Problem: Reproduce all the lines exactly as they stand, apart from the pictures.

•••

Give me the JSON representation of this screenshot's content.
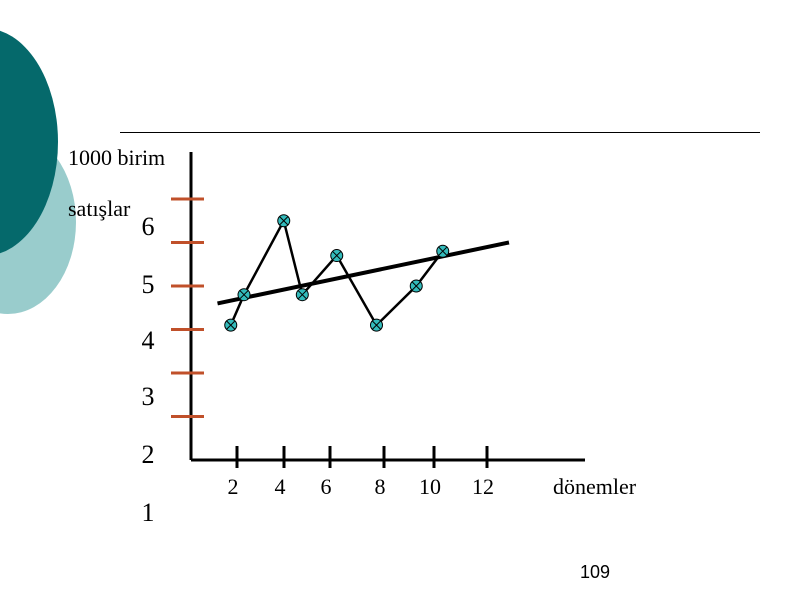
{
  "page": {
    "number": "109",
    "decor_colors": {
      "dark": "#05696b",
      "light": "#99cccc"
    }
  },
  "chart_data": {
    "type": "line",
    "unit_label": "1000 birim",
    "ylabel": "satışlar",
    "xlabel": "dönemler",
    "x_tick_labels": [
      "2",
      "4",
      "6",
      "8",
      "10",
      "12"
    ],
    "y_tick_labels": [
      "6",
      "5",
      "4",
      "3",
      "2",
      "1"
    ],
    "series": [
      {
        "x": [
          1.5,
          2,
          3.5,
          4.2,
          5.5,
          7,
          8.5,
          9.5
        ],
        "y": [
          3.1,
          3.8,
          5.5,
          3.8,
          4.7,
          3.1,
          4.0,
          4.8
        ],
        "color": "#000000",
        "marker_color": "#33bbbb"
      }
    ],
    "trendline": {
      "x": [
        1,
        12
      ],
      "y": [
        3.6,
        5.0
      ],
      "color": "#000000"
    },
    "tick_color": "#c0502a",
    "xlim": [
      0,
      15
    ],
    "ylim": [
      0,
      7
    ],
    "grid": false
  }
}
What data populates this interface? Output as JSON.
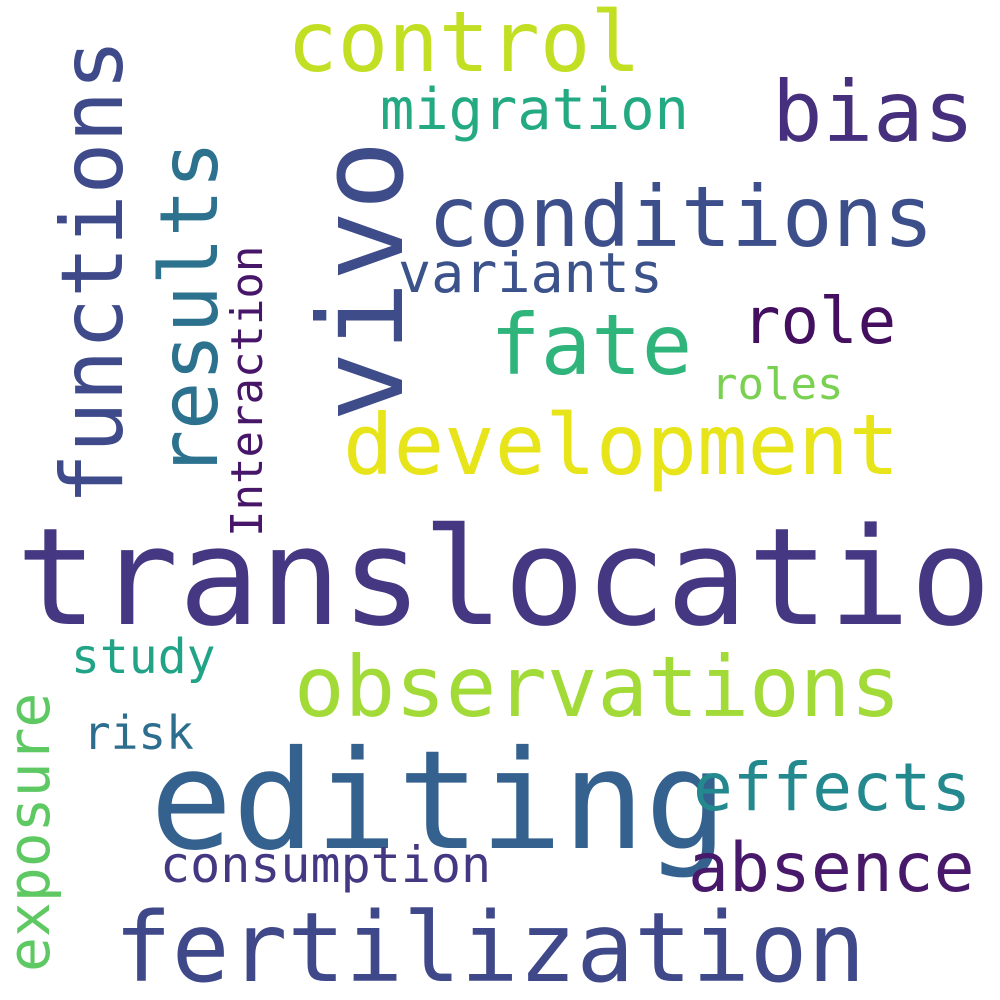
{
  "words": {
    "translocation": {
      "text": "translocation",
      "color": "#453781"
    },
    "editing": {
      "text": "editing",
      "color": "#34618d"
    },
    "vivo": {
      "text": "vivo",
      "color": "#3e4c8a"
    },
    "fertilization": {
      "text": "fertilization",
      "color": "#3f4889"
    },
    "observations": {
      "text": "observations",
      "color": "#a2da37"
    },
    "development": {
      "text": "development",
      "color": "#e7e419"
    },
    "conditions": {
      "text": "conditions",
      "color": "#3c4f8a"
    },
    "functions": {
      "text": "functions",
      "color": "#3e4a89"
    },
    "results": {
      "text": "results",
      "color": "#2c728e"
    },
    "control": {
      "text": "control",
      "color": "#c2df23"
    },
    "fate": {
      "text": "fate",
      "color": "#2fb47c"
    },
    "bias": {
      "text": "bias",
      "color": "#46307e"
    },
    "effects": {
      "text": "effects",
      "color": "#23898e"
    },
    "absence": {
      "text": "absence",
      "color": "#48186a"
    },
    "exposure": {
      "text": "exposure",
      "color": "#5ec962"
    },
    "migration": {
      "text": "migration",
      "color": "#24aa83"
    },
    "variants": {
      "text": "variants",
      "color": "#3b528b"
    },
    "role": {
      "text": "role",
      "color": "#440f5f"
    },
    "consumption": {
      "text": "consumption",
      "color": "#453882"
    },
    "interaction": {
      "text": "Interaction",
      "color": "#481668"
    },
    "roles": {
      "text": "roles",
      "color": "#7ad151"
    },
    "study": {
      "text": "study",
      "color": "#20a386"
    },
    "risk": {
      "text": "risk",
      "color": "#2d6e8e"
    }
  }
}
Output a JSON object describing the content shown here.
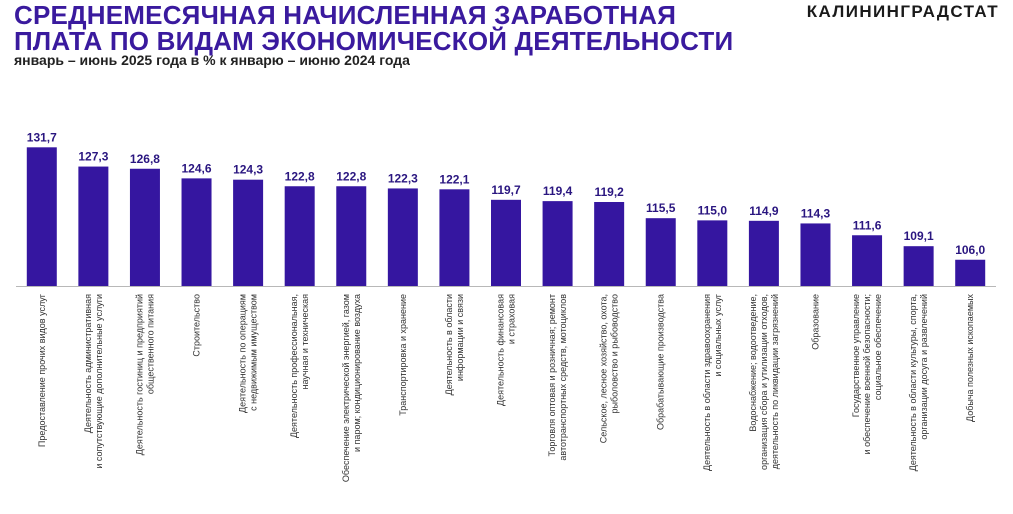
{
  "header": {
    "title_line1": "СРЕДНЕМЕСЯЧНАЯ НАЧИСЛЕННАЯ ЗАРАБОТНАЯ",
    "title_line2": "ПЛАТА ПО ВИДАМ ЭКОНОМИЧЕСКОЙ ДЕЯТЕЛЬНОСТИ",
    "subtitle": "январь – июнь 2025 года в % к январю – июню 2024 года",
    "brand": "КАЛИНИНГРАДСТАТ"
  },
  "colors": {
    "bar": "#3516a0",
    "title": "#3a1a9e",
    "value_label": "#2a1680",
    "axis": "#b8b8b8",
    "category_label": "#333333"
  },
  "chart_data": {
    "type": "bar",
    "title": "",
    "xlabel": "",
    "ylabel": "",
    "grid": false,
    "legend": "none",
    "ylim": [
      100,
      132
    ],
    "categories": [
      [
        "Предоставление прочих видов услуг"
      ],
      [
        "Деятельность административная",
        "и сопутствующие дополнительные услуги"
      ],
      [
        "Деятельность гостиниц и предприятий",
        "общественного питания"
      ],
      [
        "Строительство"
      ],
      [
        "Деятельность по операциям",
        "с недвижимым имуществом"
      ],
      [
        "Деятельность профессиональная,",
        "научная и техническая"
      ],
      [
        "Обеспечение электрической энергией, газом",
        "и паром; кондиционирование воздуха"
      ],
      [
        "Транспортировка и хранение"
      ],
      [
        "Деятельность в области",
        "информации и связи"
      ],
      [
        "Деятельность финансовая",
        "и страховая"
      ],
      [
        "Торговля оптовая и розничная; ремонт",
        "автотранспортных средств, мотоциклов"
      ],
      [
        "Сельское, лесное хозяйство, охота,",
        "рыболовство и рыбоводство"
      ],
      [
        "Обрабатывающие производства"
      ],
      [
        "Деятельность в области здравоохранения",
        "и социальных услуг"
      ],
      [
        "Водоснабжение; водоотведение,",
        "организация сбора и утилизации отходов,",
        "деятельность по ликвидации загрязнений"
      ],
      [
        "Образование"
      ],
      [
        "Государственное управление",
        "и обеспечение военной безопасности;",
        "социальное обеспечение"
      ],
      [
        "Деятельность в области культуры, спорта,",
        "организации досуга и развлечений"
      ],
      [
        "Добыча полезных ископаемых"
      ]
    ],
    "values": [
      131.7,
      127.3,
      126.8,
      124.6,
      124.3,
      122.8,
      122.8,
      122.3,
      122.1,
      119.7,
      119.4,
      119.2,
      115.5,
      115.0,
      114.9,
      114.3,
      111.6,
      109.1,
      106.0
    ],
    "value_labels": [
      "131,7",
      "127,3",
      "126,8",
      "124,6",
      "124,3",
      "122,8",
      "122,8",
      "122,3",
      "122,1",
      "119,7",
      "119,4",
      "119,2",
      "115,5",
      "115,0",
      "114,9",
      "114,3",
      "111,6",
      "109,1",
      "106,0"
    ]
  }
}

•••

Written answer:
Give me the JSON representation of this screenshot's content.
{
  "page": {
    "number": "109",
    "decor_colors": {
      "dark": "#05696b",
      "light": "#99cccc"
    }
  },
  "chart_data": {
    "type": "line",
    "unit_label": "1000 birim",
    "ylabel": "satışlar",
    "xlabel": "dönemler",
    "x_tick_labels": [
      "2",
      "4",
      "6",
      "8",
      "10",
      "12"
    ],
    "y_tick_labels": [
      "6",
      "5",
      "4",
      "3",
      "2",
      "1"
    ],
    "series": [
      {
        "x": [
          1.5,
          2,
          3.5,
          4.2,
          5.5,
          7,
          8.5,
          9.5
        ],
        "y": [
          3.1,
          3.8,
          5.5,
          3.8,
          4.7,
          3.1,
          4.0,
          4.8
        ],
        "color": "#000000",
        "marker_color": "#33bbbb"
      }
    ],
    "trendline": {
      "x": [
        1,
        12
      ],
      "y": [
        3.6,
        5.0
      ],
      "color": "#000000"
    },
    "tick_color": "#c0502a",
    "xlim": [
      0,
      15
    ],
    "ylim": [
      0,
      7
    ],
    "grid": false
  }
}
What data populates this interface? Output as JSON.
{
  "words": {
    "translocation": {
      "text": "translocation",
      "color": "#453781"
    },
    "editing": {
      "text": "editing",
      "color": "#34618d"
    },
    "vivo": {
      "text": "vivo",
      "color": "#3e4c8a"
    },
    "fertilization": {
      "text": "fertilization",
      "color": "#3f4889"
    },
    "observations": {
      "text": "observations",
      "color": "#a2da37"
    },
    "development": {
      "text": "development",
      "color": "#e7e419"
    },
    "conditions": {
      "text": "conditions",
      "color": "#3c4f8a"
    },
    "functions": {
      "text": "functions",
      "color": "#3e4a89"
    },
    "results": {
      "text": "results",
      "color": "#2c728e"
    },
    "control": {
      "text": "control",
      "color": "#c2df23"
    },
    "fate": {
      "text": "fate",
      "color": "#2fb47c"
    },
    "bias": {
      "text": "bias",
      "color": "#46307e"
    },
    "effects": {
      "text": "effects",
      "color": "#23898e"
    },
    "absence": {
      "text": "absence",
      "color": "#48186a"
    },
    "exposure": {
      "text": "exposure",
      "color": "#5ec962"
    },
    "migration": {
      "text": "migration",
      "color": "#24aa83"
    },
    "variants": {
      "text": "variants",
      "color": "#3b528b"
    },
    "role": {
      "text": "role",
      "color": "#440f5f"
    },
    "consumption": {
      "text": "consumption",
      "color": "#453882"
    },
    "interaction": {
      "text": "Interaction",
      "color": "#481668"
    },
    "roles": {
      "text": "roles",
      "color": "#7ad151"
    },
    "study": {
      "text": "study",
      "color": "#20a386"
    },
    "risk": {
      "text": "risk",
      "color": "#2d6e8e"
    }
  }
}
Output a JSON object describing the content shown here.
{
  "header": {
    "title_line1": "СРЕДНЕМЕСЯЧНАЯ НАЧИСЛЕННАЯ ЗАРАБОТНАЯ",
    "title_line2": "ПЛАТА ПО ВИДАМ ЭКОНОМИЧЕСКОЙ ДЕЯТЕЛЬНОСТИ",
    "subtitle": "январь – июнь 2025 года в % к январю – июню 2024 года",
    "brand": "КАЛИНИНГРАДСТАТ"
  },
  "colors": {
    "bar": "#3516a0",
    "title": "#3a1a9e",
    "value_label": "#2a1680",
    "axis": "#b8b8b8",
    "category_label": "#333333"
  },
  "chart_data": {
    "type": "bar",
    "title": "",
    "xlabel": "",
    "ylabel": "",
    "grid": false,
    "legend": "none",
    "ylim": [
      100,
      132
    ],
    "categories": [
      [
        "Предоставление прочих видов услуг"
      ],
      [
        "Деятельность административная",
        "и сопутствующие дополнительные услуги"
      ],
      [
        "Деятельность гостиниц и предприятий",
        "общественного питания"
      ],
      [
        "Строительство"
      ],
      [
        "Деятельность по операциям",
        "с недвижимым имуществом"
      ],
      [
        "Деятельность профессиональная,",
        "научная и техническая"
      ],
      [
        "Обеспечение электрической энергией, газом",
        "и паром; кондиционирование воздуха"
      ],
      [
        "Транспортировка и хранение"
      ],
      [
        "Деятельность в области",
        "информации и связи"
      ],
      [
        "Деятельность финансовая",
        "и страховая"
      ],
      [
        "Торговля оптовая и розничная; ремонт",
        "автотранспортных средств, мотоциклов"
      ],
      [
        "Сельское, лесное хозяйство, охота,",
        "рыболовство и рыбоводство"
      ],
      [
        "Обрабатывающие производства"
      ],
      [
        "Деятельность в области здравоохранения",
        "и социальных услуг"
      ],
      [
        "Водоснабжение; водоотведение,",
        "организация сбора и утилизации отходов,",
        "деятельность по ликвидации загрязнений"
      ],
      [
        "Образование"
      ],
      [
        "Государственное управление",
        "и обеспечение военной безопасности;",
        "социальное обеспечение"
      ],
      [
        "Деятельность в области культуры, спорта,",
        "организации досуга и развлечений"
      ],
      [
        "Добыча полезных ископаемых"
      ]
    ],
    "values": [
      131.7,
      127.3,
      126.8,
      124.6,
      124.3,
      122.8,
      122.8,
      122.3,
      122.1,
      119.7,
      119.4,
      119.2,
      115.5,
      115.0,
      114.9,
      114.3,
      111.6,
      109.1,
      106.0
    ],
    "value_labels": [
      "131,7",
      "127,3",
      "126,8",
      "124,6",
      "124,3",
      "122,8",
      "122,8",
      "122,3",
      "122,1",
      "119,7",
      "119,4",
      "119,2",
      "115,5",
      "115,0",
      "114,9",
      "114,3",
      "111,6",
      "109,1",
      "106,0"
    ]
  }
}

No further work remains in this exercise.